**Page**:
::::

END CAP FOR COOLING COILS OF AN ELECTRIC ARC FURNACE

CAPUCHON D'EXTREMITE POUR SERPENTIN DE REFROIDISSEMENT DE FOUR A ARC ELECTRIQUE

English Abstract

An end cap is provided for adjacent pipes in the cooling
coils of an electric arc furnace. Each end cap includes
parallel opposite side walls and a curved end portion
connecting the side walls. The side walls and end portion
define a perimeter edge, the outer portion of which is
beveled. The end cap includes a pair of tabs extending from
each side wall. The tabs partially fill the crevice between
adjacent end pipes so as to provide a stronger weld between
the end cap and the pipes. The curvature of the end cap
minimizes turbulence of the liquid coolant flowing through the
pipes.

::::

**Dataset excerpts**:
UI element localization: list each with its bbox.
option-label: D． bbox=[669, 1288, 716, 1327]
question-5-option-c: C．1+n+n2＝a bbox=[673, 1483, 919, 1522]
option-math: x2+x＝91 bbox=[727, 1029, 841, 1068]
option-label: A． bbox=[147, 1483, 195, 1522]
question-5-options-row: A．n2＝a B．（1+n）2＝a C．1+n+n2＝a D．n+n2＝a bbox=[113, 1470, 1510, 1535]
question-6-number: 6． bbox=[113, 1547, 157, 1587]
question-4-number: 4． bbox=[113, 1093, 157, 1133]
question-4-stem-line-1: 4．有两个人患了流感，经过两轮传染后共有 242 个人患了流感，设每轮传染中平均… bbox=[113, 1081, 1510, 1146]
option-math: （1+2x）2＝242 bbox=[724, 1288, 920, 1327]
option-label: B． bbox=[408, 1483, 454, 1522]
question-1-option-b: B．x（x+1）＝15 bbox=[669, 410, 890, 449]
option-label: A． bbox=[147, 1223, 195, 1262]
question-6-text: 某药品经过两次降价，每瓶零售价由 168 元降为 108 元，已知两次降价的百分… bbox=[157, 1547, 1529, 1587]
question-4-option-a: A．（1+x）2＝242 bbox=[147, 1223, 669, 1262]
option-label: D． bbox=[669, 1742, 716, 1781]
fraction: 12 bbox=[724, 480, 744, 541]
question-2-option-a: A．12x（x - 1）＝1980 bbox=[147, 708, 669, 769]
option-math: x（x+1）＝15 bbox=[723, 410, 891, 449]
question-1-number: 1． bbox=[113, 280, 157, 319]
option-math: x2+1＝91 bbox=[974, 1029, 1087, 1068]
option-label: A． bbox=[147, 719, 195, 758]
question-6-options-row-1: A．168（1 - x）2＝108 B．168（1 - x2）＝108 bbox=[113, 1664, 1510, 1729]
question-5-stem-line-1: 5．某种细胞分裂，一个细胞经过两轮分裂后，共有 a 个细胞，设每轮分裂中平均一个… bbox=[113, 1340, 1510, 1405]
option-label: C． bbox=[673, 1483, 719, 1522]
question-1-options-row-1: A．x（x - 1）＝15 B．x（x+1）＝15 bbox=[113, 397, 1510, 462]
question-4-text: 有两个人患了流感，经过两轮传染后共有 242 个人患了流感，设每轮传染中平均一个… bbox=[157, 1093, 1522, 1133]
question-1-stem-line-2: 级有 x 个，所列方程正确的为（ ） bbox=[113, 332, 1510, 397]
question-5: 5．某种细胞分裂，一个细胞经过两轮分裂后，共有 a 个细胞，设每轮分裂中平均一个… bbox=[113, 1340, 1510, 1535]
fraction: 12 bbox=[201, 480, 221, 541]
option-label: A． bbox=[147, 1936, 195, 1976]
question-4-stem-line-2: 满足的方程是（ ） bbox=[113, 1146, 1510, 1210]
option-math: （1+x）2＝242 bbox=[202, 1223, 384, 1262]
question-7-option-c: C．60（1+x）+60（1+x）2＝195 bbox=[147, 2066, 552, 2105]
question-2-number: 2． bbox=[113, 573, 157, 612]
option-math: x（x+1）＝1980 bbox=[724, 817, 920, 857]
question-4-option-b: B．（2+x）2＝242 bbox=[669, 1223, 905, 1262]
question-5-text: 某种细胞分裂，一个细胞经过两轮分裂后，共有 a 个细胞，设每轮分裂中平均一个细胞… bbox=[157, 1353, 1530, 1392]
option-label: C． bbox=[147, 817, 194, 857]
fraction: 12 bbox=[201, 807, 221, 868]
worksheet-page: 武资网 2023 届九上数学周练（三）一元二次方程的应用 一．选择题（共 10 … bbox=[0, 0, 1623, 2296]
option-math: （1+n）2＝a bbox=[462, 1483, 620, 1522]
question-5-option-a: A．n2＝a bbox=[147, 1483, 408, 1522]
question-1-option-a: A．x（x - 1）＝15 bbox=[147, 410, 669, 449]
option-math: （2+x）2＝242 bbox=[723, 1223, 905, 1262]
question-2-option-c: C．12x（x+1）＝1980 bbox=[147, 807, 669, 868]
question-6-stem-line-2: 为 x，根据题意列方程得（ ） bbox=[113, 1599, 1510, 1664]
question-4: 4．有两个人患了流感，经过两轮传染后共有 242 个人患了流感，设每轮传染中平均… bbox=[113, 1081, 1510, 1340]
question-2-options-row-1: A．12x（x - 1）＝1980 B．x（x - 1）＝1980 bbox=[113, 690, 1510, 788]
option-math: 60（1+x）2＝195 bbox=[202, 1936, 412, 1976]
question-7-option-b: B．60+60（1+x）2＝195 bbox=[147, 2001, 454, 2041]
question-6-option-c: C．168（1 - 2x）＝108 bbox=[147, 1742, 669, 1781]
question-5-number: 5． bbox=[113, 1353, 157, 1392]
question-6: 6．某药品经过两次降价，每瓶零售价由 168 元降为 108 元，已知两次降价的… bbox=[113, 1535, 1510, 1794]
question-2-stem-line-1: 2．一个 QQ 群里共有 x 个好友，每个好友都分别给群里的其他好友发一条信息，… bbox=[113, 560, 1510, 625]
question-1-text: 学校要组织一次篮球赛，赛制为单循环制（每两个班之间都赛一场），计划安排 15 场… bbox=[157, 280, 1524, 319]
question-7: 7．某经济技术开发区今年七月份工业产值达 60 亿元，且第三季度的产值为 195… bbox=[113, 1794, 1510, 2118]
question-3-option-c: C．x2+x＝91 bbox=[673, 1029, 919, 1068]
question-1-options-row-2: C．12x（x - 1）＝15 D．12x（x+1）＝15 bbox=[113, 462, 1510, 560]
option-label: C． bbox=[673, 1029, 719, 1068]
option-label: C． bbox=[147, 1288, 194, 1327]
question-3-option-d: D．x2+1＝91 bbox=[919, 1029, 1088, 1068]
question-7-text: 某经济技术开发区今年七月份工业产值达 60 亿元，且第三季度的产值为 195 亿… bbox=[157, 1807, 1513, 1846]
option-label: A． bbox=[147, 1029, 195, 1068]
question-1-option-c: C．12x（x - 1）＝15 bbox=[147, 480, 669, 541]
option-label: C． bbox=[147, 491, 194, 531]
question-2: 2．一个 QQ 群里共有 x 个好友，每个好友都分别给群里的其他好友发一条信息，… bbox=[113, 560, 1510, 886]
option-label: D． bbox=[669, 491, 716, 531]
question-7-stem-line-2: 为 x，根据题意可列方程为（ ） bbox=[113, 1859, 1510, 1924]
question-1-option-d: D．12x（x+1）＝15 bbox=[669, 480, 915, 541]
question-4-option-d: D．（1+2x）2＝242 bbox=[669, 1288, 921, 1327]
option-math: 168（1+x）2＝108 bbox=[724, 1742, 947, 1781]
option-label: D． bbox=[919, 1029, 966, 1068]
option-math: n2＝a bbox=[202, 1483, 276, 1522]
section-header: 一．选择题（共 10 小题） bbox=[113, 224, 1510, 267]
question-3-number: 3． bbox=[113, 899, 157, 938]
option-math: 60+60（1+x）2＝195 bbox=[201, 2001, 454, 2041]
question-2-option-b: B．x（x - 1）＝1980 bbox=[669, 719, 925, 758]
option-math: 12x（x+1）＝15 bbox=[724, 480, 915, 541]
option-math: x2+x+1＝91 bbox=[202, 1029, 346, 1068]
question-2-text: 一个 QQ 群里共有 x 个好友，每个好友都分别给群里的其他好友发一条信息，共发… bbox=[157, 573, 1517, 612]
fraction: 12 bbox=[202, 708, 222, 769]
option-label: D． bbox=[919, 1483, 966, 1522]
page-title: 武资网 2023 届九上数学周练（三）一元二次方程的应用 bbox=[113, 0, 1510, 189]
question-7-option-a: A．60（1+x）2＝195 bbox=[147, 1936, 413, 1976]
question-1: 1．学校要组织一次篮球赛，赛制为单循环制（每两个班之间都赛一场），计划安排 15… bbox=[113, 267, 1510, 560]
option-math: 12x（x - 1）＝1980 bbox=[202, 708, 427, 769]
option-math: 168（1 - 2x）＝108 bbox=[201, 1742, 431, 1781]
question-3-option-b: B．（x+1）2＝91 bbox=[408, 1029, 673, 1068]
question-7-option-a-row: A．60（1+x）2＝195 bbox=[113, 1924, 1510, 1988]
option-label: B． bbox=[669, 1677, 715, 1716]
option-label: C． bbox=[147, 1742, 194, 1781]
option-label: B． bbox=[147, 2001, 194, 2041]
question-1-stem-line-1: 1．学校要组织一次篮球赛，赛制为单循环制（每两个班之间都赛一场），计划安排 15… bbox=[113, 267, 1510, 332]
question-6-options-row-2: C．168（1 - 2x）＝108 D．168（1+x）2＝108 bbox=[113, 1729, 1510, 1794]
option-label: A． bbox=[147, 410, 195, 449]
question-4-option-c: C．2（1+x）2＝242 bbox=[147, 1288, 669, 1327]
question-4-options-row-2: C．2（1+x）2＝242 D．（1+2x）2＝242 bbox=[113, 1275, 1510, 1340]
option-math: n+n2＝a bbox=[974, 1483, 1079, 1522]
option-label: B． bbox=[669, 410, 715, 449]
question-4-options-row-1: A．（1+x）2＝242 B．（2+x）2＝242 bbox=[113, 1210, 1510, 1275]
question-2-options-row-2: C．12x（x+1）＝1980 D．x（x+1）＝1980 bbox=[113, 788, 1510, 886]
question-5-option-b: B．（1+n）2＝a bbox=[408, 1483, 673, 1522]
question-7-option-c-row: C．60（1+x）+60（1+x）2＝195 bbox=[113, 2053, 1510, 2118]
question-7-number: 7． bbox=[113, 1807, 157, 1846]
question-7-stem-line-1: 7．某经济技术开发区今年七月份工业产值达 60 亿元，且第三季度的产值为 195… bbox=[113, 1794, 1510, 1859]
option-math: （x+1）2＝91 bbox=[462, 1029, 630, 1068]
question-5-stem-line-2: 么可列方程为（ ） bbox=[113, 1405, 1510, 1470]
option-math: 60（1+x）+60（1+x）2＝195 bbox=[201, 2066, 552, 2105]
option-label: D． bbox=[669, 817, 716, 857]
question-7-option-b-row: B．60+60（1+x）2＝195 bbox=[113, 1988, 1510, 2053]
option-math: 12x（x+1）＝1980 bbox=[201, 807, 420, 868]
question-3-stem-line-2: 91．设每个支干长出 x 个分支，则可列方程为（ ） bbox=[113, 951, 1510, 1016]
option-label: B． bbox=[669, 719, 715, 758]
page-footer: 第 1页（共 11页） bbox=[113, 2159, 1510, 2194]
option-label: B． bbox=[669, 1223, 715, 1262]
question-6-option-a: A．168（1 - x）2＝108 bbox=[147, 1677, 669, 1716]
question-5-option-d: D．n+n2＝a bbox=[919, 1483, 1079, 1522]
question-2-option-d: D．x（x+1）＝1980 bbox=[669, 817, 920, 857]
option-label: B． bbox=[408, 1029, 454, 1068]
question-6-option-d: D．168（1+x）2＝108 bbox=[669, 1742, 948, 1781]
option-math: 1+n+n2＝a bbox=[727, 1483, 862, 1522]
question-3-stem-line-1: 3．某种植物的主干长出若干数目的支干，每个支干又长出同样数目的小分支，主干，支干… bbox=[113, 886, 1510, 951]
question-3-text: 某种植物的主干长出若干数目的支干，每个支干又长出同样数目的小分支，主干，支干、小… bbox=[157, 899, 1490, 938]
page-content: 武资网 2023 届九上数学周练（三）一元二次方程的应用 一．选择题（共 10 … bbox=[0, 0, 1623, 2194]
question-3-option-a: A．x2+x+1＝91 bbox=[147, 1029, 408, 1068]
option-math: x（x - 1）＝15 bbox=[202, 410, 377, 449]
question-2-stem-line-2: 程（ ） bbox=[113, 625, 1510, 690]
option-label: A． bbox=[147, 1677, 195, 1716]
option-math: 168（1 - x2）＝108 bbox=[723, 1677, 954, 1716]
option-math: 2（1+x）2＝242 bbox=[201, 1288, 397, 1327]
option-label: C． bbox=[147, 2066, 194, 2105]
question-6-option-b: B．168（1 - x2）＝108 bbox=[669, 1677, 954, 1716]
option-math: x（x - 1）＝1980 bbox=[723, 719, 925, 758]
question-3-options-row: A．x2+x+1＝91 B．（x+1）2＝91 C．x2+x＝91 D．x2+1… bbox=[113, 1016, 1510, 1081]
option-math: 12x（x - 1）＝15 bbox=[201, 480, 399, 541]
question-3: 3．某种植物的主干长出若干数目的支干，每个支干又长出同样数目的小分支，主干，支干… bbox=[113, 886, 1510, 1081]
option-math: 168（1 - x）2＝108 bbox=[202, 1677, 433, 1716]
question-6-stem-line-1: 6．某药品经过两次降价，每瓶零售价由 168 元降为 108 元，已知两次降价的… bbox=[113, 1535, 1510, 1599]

::::

**What you need to do**:
(a) Answer these about the end cap abstract:
(i) What connects the parallel opposite side walls?
(ii) Which portion of the perimeter edge is beveled?
(iii) What does the curvature of the end cap minimize?
(b) Which structural features of the end cap does the end cap abstract name? List every one.
(c) Can you carry the end cap abstract on past its final sentence?
The material is separate from the abstract.

**The responses**:
(a)
(i) A curved end portion.
(ii) The outer portion.
(iii) Turbulence of the liquid coolant flowing through the pipes.

(b)
- Parallel opposite side walls
- A curved end portion connecting the side walls
- A perimeter edge, beveled on its outer portion
- A pair of tabs extending from each side wall

(c)
Claims

The embodiments of the invention in which an exclusive property or
privilege is claimed are defined as follows:
1. In an electric arc furnace having a cooling system with a plurality of
pipes
through which a liquid coolant flows, an improved end cap for closing the open
ends of adjacent pipes, the end cap comprising:
opposite parallel side walls;
a curved end portion having a semi-circular cross section interconnecting
the side walls;
a perimeter edge defined by the side walls and end portion; and
a pair of tabs extending from the perimeter edge adjacent each side wall so
as to extend along opposite sides of the pipes and partially fill a crevice
between
the adjacent pipes.
2. The end cap of claim 1 wherein the tabs are parallel to one another.
3. The end cap of claim 1 wherein the tabs are bent inwardly toward one
another.
4. The end cap of claim 1 wherein the end portion has a constant radius.
5. The end cap of claim 1 wherein the end portion has a radius that equals
the diameter of the pipe.
6. The end cap of claim 1 wherein the tabs extend perpendicularly from the
perimeter edge.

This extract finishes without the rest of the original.